(Data entries)
○ ○ ○ ○

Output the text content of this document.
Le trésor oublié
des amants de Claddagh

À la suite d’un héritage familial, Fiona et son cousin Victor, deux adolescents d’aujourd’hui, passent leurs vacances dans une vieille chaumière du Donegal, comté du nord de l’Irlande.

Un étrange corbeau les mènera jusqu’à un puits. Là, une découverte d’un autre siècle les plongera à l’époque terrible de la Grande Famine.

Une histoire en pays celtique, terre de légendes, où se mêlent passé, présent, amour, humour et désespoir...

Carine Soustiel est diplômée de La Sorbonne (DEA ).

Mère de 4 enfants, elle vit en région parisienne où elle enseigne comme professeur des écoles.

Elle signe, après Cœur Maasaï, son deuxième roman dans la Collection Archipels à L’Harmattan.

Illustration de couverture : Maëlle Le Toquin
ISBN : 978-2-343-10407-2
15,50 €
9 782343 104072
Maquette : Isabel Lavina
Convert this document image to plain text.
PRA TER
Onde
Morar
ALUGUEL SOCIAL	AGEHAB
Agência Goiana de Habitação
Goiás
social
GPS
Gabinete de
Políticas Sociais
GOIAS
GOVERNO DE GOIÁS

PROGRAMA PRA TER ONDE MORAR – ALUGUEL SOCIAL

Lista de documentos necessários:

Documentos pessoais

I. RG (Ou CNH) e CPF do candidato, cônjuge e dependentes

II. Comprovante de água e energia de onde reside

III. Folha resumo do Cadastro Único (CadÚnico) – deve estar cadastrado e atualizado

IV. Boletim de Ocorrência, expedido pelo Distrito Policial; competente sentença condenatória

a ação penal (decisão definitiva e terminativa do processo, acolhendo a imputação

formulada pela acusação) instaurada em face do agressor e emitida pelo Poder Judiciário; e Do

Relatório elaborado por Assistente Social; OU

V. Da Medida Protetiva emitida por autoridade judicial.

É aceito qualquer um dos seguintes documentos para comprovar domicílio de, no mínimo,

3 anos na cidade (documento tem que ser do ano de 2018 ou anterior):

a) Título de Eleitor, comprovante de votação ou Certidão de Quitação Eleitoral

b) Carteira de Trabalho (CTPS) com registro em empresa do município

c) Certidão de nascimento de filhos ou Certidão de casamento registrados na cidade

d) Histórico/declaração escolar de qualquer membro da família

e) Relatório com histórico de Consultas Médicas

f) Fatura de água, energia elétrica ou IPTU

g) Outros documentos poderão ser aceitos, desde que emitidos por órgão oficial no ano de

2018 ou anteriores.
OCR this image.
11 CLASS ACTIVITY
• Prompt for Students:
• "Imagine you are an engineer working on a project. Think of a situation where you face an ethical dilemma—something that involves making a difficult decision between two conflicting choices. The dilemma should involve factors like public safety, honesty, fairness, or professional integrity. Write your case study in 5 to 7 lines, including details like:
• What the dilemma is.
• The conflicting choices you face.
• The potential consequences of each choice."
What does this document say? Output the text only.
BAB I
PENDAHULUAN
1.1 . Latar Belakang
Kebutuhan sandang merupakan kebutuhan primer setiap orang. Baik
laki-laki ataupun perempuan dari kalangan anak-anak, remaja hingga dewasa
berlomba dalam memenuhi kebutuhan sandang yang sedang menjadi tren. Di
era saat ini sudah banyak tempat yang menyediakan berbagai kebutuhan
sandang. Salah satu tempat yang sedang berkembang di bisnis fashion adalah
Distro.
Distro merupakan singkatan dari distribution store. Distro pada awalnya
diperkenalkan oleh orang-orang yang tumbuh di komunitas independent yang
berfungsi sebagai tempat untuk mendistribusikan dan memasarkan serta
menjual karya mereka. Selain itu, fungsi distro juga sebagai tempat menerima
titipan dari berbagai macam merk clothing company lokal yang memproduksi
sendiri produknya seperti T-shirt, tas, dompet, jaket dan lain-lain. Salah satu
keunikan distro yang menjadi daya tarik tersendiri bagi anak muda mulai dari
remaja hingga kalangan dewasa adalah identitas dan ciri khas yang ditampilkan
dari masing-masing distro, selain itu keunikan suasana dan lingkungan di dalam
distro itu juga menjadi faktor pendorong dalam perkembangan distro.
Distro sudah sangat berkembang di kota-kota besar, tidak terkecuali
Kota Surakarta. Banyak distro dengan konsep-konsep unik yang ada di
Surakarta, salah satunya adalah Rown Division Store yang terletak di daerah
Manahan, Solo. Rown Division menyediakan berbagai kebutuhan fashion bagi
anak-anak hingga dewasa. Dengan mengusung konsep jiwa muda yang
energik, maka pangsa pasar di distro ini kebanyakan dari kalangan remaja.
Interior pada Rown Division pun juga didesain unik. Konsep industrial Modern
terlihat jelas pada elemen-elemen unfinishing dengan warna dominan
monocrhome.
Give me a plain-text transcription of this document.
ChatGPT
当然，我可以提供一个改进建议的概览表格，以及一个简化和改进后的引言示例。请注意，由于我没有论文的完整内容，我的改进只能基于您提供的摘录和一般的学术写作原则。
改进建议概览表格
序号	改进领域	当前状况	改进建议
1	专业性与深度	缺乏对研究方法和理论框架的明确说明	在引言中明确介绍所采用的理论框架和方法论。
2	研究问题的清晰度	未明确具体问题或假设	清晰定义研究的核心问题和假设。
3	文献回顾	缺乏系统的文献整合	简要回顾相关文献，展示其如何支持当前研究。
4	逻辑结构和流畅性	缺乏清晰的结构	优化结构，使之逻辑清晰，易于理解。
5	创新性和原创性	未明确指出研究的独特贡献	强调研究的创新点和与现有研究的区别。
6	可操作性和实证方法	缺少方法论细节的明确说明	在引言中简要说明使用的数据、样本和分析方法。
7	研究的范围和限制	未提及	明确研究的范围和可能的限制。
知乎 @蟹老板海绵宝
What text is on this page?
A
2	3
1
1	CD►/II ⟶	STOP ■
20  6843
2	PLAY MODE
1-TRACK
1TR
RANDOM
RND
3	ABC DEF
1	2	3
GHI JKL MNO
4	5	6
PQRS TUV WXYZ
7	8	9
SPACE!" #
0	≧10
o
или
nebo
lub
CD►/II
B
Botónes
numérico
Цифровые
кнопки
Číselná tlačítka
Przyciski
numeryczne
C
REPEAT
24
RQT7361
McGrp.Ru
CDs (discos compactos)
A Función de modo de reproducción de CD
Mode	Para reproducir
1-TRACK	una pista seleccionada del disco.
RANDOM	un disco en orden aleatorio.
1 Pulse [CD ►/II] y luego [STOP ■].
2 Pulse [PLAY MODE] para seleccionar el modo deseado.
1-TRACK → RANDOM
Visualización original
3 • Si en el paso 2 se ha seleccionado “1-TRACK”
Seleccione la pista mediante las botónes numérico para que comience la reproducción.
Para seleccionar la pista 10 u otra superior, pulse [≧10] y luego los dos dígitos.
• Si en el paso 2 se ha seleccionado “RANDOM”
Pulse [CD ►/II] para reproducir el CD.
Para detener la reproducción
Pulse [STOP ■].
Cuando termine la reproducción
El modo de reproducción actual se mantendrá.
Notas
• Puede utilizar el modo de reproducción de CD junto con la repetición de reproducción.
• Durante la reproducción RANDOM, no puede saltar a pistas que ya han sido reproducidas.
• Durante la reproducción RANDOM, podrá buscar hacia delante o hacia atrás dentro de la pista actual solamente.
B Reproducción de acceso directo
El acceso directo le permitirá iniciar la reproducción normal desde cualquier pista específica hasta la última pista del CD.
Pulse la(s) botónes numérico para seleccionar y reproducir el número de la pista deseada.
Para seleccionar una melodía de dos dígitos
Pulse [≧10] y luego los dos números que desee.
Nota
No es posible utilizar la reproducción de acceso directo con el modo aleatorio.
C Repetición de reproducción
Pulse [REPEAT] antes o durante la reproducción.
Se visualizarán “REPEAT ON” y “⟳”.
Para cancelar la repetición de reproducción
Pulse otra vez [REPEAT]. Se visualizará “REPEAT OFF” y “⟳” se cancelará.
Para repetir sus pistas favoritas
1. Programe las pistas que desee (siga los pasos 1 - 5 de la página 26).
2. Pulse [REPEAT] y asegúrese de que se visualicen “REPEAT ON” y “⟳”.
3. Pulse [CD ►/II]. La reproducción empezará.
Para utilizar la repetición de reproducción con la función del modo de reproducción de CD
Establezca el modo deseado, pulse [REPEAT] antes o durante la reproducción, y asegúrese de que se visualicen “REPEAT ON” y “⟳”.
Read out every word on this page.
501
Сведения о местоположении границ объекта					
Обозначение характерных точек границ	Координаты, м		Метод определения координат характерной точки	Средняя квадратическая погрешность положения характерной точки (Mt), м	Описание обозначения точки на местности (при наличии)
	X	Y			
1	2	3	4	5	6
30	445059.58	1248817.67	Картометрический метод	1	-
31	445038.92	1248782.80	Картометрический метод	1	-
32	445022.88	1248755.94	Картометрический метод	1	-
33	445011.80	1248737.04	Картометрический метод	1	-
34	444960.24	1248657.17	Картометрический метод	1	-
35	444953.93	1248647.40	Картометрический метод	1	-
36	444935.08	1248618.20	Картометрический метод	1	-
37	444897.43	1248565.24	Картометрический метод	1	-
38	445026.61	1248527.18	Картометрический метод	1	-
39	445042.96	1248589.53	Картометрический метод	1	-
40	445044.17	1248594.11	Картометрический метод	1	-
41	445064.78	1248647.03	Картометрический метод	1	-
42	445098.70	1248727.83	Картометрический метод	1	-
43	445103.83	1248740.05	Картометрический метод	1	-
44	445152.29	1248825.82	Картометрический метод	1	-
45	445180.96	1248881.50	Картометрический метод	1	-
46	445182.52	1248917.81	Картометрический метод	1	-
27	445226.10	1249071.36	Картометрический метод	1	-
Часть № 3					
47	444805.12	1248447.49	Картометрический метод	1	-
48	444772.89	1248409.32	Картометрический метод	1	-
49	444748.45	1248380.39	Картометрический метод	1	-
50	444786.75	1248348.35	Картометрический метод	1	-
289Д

○ ○ ○ ○

Return, from the data, each line that has the word "Surakarta" in it.

Kota Surakarta. Banyak distro dengan konsep-konsep unik yang ada di
Surakarta, salah satunya adalah Rown Division Store yang terletak di daerah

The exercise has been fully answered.